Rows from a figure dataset
·····

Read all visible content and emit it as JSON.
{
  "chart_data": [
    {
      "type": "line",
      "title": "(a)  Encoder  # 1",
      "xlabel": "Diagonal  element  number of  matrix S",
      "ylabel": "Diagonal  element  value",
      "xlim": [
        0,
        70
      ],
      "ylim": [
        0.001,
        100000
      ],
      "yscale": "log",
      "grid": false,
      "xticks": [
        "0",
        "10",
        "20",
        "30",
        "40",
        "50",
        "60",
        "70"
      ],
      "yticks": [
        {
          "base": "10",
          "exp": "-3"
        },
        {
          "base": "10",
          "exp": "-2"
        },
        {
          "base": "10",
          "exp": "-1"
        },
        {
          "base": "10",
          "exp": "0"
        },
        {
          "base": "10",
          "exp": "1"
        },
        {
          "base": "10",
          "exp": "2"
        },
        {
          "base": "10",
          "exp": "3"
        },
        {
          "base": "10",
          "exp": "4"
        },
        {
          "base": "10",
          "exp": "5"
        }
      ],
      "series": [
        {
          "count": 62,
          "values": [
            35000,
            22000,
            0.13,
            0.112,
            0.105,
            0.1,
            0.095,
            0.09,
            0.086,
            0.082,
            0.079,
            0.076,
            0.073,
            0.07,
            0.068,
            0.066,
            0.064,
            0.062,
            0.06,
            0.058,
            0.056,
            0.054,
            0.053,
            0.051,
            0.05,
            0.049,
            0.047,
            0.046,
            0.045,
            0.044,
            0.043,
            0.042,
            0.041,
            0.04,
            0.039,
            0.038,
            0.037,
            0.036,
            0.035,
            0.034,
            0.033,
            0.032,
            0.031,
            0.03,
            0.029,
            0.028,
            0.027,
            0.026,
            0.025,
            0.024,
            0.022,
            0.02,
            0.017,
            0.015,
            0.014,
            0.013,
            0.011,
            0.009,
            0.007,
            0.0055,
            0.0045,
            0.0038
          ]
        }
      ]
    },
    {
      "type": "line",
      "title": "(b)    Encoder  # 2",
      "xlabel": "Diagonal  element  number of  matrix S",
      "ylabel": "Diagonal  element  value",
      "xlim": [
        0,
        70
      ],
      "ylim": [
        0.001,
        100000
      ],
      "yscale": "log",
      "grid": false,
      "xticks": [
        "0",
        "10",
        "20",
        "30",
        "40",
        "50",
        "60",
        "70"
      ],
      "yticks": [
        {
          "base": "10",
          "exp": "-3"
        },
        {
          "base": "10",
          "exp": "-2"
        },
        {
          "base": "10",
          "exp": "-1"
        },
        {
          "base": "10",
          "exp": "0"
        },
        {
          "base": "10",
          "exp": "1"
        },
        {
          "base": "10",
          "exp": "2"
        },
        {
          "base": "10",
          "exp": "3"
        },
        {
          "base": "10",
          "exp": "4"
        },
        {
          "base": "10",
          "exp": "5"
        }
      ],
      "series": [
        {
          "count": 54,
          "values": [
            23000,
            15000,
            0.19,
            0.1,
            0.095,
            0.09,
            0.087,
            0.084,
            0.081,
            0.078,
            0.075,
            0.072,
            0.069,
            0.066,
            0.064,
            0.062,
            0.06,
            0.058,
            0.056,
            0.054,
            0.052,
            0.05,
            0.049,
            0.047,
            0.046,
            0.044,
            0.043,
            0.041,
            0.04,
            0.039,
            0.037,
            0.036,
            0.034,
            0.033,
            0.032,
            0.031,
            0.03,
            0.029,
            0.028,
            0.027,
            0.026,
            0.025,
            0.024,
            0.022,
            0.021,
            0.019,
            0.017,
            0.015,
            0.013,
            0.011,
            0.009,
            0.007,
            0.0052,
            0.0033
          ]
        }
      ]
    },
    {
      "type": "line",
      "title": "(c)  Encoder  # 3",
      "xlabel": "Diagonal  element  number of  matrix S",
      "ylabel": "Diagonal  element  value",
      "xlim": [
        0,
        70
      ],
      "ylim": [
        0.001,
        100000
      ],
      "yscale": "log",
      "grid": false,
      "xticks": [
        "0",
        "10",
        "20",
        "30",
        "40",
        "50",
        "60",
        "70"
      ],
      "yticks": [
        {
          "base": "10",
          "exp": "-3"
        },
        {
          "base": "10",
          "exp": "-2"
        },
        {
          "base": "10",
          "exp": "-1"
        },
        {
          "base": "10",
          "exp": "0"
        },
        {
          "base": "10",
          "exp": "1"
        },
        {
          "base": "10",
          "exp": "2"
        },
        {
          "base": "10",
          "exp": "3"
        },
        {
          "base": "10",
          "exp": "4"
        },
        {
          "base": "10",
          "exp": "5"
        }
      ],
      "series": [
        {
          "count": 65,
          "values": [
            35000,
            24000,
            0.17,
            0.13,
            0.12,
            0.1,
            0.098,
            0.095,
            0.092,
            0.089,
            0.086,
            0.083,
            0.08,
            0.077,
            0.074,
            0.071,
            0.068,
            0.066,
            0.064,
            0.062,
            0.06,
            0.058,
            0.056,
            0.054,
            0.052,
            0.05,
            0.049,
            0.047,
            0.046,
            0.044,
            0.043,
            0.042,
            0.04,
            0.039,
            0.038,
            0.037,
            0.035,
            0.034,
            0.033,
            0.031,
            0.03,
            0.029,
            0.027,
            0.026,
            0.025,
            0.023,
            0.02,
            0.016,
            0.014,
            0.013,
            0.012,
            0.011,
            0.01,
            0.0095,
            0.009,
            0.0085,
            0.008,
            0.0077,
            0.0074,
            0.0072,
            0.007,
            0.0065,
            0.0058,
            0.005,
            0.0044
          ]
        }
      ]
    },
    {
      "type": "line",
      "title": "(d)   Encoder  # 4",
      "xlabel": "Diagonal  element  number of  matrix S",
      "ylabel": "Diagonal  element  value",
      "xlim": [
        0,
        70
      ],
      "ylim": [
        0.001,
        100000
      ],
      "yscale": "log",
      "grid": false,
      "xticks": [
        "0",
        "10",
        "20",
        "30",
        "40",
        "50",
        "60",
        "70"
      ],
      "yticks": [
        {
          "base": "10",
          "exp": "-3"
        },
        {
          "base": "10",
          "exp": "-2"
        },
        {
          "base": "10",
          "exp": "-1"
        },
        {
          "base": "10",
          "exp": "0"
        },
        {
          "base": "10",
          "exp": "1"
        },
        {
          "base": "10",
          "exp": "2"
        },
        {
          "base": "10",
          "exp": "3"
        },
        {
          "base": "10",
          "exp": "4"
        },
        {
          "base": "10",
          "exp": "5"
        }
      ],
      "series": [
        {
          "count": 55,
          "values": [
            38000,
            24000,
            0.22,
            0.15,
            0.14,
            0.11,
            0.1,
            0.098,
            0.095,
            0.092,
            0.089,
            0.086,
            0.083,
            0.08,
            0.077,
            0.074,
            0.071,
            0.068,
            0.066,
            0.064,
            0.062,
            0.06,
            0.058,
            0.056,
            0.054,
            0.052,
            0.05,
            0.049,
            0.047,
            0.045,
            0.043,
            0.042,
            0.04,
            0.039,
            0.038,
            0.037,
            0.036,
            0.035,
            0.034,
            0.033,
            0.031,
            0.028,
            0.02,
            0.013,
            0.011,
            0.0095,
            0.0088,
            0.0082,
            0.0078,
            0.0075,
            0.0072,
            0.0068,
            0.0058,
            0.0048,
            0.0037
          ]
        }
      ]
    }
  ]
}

·····

### [WHAT TO DO]
Reproduce the records above exactly.

### [SOLUTION BELOW]
Read all visible content and emit it as JSON.
{
  "chart_data": [
    {
      "type": "line",
      "title": "(a)  Encoder  # 1",
      "xlabel": "Diagonal  element  number of  matrix S",
      "ylabel": "Diagonal  element  value",
      "xlim": [
        0,
        70
      ],
      "ylim": [
        0.001,
        100000
      ],
      "yscale": "log",
      "grid": false,
      "xticks": [
        "0",
        "10",
        "20",
        "30",
        "40",
        "50",
        "60",
        "70"
      ],
      "yticks": [
        {
          "base": "10",
          "exp": "-3"
        },
        {
          "base": "10",
          "exp": "-2"
        },
        {
          "base": "10",
          "exp": "-1"
        },
        {
          "base": "10",
          "exp": "0"
        },
        {
          "base": "10",
          "exp": "1"
        },
        {
          "base": "10",
          "exp": "2"
        },
        {
          "base": "10",
          "exp": "3"
        },
        {
          "base": "10",
          "exp": "4"
        },
        {
          "base": "10",
          "exp": "5"
        }
      ],
      "series": [
        {
          "count": 62,
          "values": [
            35000,
            22000,
            0.13,
            0.112,
            0.105,
            0.1,
            0.095,
            0.09,
            0.086,
            0.082,
            0.079,
            0.076,
            0.073,
            0.07,
            0.068,
            0.066,
            0.064,
            0.062,
            0.06,
            0.058,
            0.056,
            0.054,
            0.053,
            0.051,
            0.05,
            0.049,
            0.047,
            0.046,
            0.045,
            0.044,
            0.043,
            0.042,
            0.041,
            0.04,
            0.039,
            0.038,
            0.037,
            0.036,
            0.035,
            0.034,
            0.033,
            0.032,
            0.031,
            0.03,
            0.029,
            0.028,
            0.027,
            0.026,
            0.025,
            0.024,
            0.022,
            0.02,
            0.017,
            0.015,
            0.014,
            0.013,
            0.011,
            0.009,
            0.007,
            0.0055,
            0.0045,
            0.0038
          ]
        }
      ]
    },
    {
      "type": "line",
      "title": "(b)    Encoder  # 2",
      "xlabel": "Diagonal  element  number of  matrix S",
      "ylabel": "Diagonal  element  value",
      "xlim": [
        0,
        70
      ],
      "ylim": [
        0.001,
        100000
      ],
      "yscale": "log",
      "grid": false,
      "xticks": [
        "0",
        "10",
        "20",
        "30",
        "40",
        "50",
        "60",
        "70"
      ],
      "yticks": [
        {
          "base": "10",
          "exp": "-3"
        },
        {
          "base": "10",
          "exp": "-2"
        },
        {
          "base": "10",
          "exp": "-1"
        },
        {
          "base": "10",
          "exp": "0"
        },
        {
          "base": "10",
          "exp": "1"
        },
        {
          "base": "10",
          "exp": "2"
        },
        {
          "base": "10",
          "exp": "3"
        },
        {
          "base": "10",
          "exp": "4"
        },
        {
          "base": "10",
          "exp": "5"
        }
      ],
      "series": [
        {
          "count": 54,
          "values": [
            23000,
            15000,
            0.19,
            0.1,
            0.095,
            0.09,
            0.087,
            0.084,
            0.081,
            0.078,
            0.075,
            0.072,
            0.069,
            0.066,
            0.064,
            0.062,
            0.06,
            0.058,
            0.056,
            0.054,
            0.052,
            0.05,
            0.049,
            0.047,
            0.046,
            0.044,
            0.043,
            0.041,
            0.04,
            0.039,
            0.037,
            0.036,
            0.034,
            0.033,
            0.032,
            0.031,
            0.03,
            0.029,
            0.028,
            0.027,
            0.026,
            0.025,
            0.024,
            0.022,
            0.021,
            0.019,
            0.017,
            0.015,
            0.013,
            0.011,
            0.009,
            0.007,
            0.0052,
            0.0033
          ]
        }
      ]
    },
    {
      "type": "line",
      "title": "(c)  Encoder  # 3",
      "xlabel": "Diagonal  element  number of  matrix S",
      "ylabel": "Diagonal  element  value",
      "xlim": [
        0,
        70
      ],
      "ylim": [
        0.001,
        100000
      ],
      "yscale": "log",
      "grid": false,
      "xticks": [
        "0",
        "10",
        "20",
        "30",
        "40",
        "50",
        "60",
        "70"
      ],
      "yticks": [
        {
          "base": "10",
          "exp": "-3"
        },
        {
          "base": "10",
          "exp": "-2"
        },
        {
          "base": "10",
          "exp": "-1"
        },
        {
          "base": "10",
          "exp": "0"
        },
        {
          "base": "10",
          "exp": "1"
        },
        {
          "base": "10",
          "exp": "2"
        },
        {
          "base": "10",
          "exp": "3"
        },
        {
          "base": "10",
          "exp": "4"
        },
        {
          "base": "10",
          "exp": "5"
        }
      ],
      "series": [
        {
          "count": 65,
          "values": [
            35000,
            24000,
            0.17,
            0.13,
            0.12,
            0.1,
            0.098,
            0.095,
            0.092,
            0.089,
            0.086,
            0.083,
            0.08,
            0.077,
            0.074,
            0.071,
            0.068,
            0.066,
            0.064,
            0.062,
            0.06,
            0.058,
            0.056,
            0.054,
            0.052,
            0.05,
            0.049,
            0.047,
            0.046,
            0.044,
            0.043,
            0.042,
            0.04,
            0.039,
            0.038,
            0.037,
            0.035,
            0.034,
            0.033,
            0.031,
            0.03,
            0.029,
            0.027,
            0.026,
            0.025,
            0.023,
            0.02,
            0.016,
            0.014,
            0.013,
            0.012,
            0.011,
            0.01,
            0.0095,
            0.009,
            0.0085,
            0.008,
            0.0077,
            0.0074,
            0.0072,
            0.007,
            0.0065,
            0.0058,
            0.005,
            0.0044
          ]
        }
      ]
    },
    {
      "type": "line",
      "title": "(d)   Encoder  # 4",
      "xlabel": "Diagonal  element  number of  matrix S",
      "ylabel": "Diagonal  element  value",
      "xlim": [
        0,
        70
      ],
      "ylim": [
        0.001,
        100000
      ],
      "yscale": "log",
      "grid": false,
      "xticks": [
        "0",
        "10",
        "20",
        "30",
        "40",
        "50",
        "60",
        "70"
      ],
      "yticks": [
        {
          "base": "10",
          "exp": "-3"
        },
        {
          "base": "10",
          "exp": "-2"
        },
        {
          "base": "10",
          "exp": "-1"
        },
        {
          "base": "10",
          "exp": "0"
        },
        {
          "base": "10",
          "exp": "1"
        },
        {
          "base": "10",
          "exp": "2"
        },
        {
          "base": "10",
          "exp": "3"
        },
        {
          "base": "10",
          "exp": "4"
        },
        {
          "base": "10",
          "exp": "5"
        }
      ],
      "series": [
        {
          "count": 55,
          "values": [
            38000,
            24000,
            0.22,
            0.15,
            0.14,
            0.11,
            0.1,
            0.098,
            0.095,
            0.092,
            0.089,
            0.086,
            0.083,
            0.08,
            0.077,
            0.074,
            0.071,
            0.068,
            0.066,
            0.064,
            0.062,
            0.06,
            0.058,
            0.056,
            0.054,
            0.052,
            0.05,
            0.049,
            0.047,
            0.045,
            0.043,
            0.042,
            0.04,
            0.039,
            0.038,
            0.037,
            0.036,
            0.035,
            0.034,
            0.033,
            0.031,
            0.028,
            0.02,
            0.013,
            0.011,
            0.0095,
            0.0088,
            0.0082,
            0.0078,
            0.0075,
            0.0072,
            0.0068,
            0.0058,
            0.0048,
            0.0037
          ]
        }
      ]
    }
  ]
}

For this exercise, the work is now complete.